> _What to work on_
Which lines of the records contain the string "energy"? Pull out each of them in full, treating uppercase and lowercase as different.

Annotated region listings
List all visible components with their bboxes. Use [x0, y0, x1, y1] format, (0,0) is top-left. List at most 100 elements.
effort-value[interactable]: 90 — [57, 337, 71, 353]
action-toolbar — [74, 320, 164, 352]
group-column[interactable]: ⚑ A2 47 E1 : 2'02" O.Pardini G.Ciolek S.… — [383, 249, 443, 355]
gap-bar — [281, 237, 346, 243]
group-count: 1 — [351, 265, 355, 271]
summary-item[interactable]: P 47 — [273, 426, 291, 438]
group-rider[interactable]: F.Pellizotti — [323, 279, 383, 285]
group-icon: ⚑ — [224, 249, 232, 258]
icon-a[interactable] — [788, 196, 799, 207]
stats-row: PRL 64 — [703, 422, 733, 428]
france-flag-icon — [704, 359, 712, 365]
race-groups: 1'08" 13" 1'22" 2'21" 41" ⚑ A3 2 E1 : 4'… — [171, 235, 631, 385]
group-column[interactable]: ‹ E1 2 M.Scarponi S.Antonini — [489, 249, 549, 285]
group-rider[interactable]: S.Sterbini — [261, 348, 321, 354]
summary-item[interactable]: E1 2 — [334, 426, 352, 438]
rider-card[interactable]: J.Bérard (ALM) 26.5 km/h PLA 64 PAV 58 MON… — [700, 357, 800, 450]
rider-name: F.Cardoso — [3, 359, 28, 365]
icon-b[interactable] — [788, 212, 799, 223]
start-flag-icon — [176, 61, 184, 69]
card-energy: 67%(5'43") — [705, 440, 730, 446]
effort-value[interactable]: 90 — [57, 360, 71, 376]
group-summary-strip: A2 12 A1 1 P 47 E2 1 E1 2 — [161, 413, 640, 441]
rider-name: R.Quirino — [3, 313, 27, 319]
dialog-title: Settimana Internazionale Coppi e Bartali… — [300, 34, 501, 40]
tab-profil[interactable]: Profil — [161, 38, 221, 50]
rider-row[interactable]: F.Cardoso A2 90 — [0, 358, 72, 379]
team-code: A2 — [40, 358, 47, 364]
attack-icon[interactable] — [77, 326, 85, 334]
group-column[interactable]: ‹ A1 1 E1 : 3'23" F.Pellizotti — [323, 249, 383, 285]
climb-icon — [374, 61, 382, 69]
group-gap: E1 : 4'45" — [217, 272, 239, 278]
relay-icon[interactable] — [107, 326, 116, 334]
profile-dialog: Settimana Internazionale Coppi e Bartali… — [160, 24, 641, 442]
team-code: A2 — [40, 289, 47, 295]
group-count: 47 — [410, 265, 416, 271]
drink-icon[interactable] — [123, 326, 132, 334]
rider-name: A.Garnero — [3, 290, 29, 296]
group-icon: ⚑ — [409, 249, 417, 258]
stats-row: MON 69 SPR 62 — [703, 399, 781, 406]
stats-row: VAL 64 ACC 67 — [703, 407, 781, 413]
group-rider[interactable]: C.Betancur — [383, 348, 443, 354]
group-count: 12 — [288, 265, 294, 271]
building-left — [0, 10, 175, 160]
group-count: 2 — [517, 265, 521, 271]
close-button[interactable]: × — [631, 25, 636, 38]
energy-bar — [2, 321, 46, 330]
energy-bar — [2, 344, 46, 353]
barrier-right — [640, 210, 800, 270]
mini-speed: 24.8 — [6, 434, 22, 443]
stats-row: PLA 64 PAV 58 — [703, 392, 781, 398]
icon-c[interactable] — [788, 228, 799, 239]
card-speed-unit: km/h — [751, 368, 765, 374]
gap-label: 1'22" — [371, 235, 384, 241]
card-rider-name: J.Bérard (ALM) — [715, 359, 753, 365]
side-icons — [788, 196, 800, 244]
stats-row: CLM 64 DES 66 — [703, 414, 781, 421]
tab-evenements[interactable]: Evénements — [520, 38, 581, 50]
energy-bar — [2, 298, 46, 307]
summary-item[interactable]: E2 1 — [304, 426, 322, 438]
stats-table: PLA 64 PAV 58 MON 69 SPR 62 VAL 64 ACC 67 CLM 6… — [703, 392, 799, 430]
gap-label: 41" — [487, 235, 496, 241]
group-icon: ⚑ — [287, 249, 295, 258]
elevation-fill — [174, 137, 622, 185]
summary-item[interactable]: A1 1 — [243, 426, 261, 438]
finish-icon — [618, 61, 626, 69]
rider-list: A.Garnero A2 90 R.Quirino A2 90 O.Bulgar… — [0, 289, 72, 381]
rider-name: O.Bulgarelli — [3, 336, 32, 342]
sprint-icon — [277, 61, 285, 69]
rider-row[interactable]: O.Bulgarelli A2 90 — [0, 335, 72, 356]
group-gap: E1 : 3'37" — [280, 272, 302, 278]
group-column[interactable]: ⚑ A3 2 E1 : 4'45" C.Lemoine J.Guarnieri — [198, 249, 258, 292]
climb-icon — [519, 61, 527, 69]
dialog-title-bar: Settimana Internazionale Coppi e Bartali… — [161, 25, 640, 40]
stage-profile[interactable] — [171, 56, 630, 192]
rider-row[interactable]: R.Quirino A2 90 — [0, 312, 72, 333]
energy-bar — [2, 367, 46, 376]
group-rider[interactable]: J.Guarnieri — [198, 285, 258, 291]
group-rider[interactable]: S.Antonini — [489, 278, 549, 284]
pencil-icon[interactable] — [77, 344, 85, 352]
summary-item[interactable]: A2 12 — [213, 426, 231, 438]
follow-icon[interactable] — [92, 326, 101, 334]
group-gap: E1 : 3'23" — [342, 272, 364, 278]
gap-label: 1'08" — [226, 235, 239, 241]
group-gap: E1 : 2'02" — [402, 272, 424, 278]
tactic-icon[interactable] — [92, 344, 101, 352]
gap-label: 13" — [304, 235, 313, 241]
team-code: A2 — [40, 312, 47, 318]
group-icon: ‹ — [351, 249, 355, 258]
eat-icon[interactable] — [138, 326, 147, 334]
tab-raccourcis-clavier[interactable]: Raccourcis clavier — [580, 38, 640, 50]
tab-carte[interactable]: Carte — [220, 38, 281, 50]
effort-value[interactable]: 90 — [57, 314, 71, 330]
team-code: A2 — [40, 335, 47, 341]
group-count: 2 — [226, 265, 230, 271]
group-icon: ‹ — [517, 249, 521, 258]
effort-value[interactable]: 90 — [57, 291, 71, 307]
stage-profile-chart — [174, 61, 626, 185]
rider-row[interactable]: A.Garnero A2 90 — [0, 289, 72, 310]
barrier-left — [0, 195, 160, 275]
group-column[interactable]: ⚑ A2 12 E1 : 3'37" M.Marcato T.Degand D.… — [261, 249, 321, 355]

> _Full response_
card-energy: 67%(5'43") — [705, 440, 730, 446]
energy-bar — [2, 321, 46, 330]
energy-bar — [2, 344, 46, 353]
energy-bar — [2, 298, 46, 307]
energy-bar — [2, 367, 46, 376]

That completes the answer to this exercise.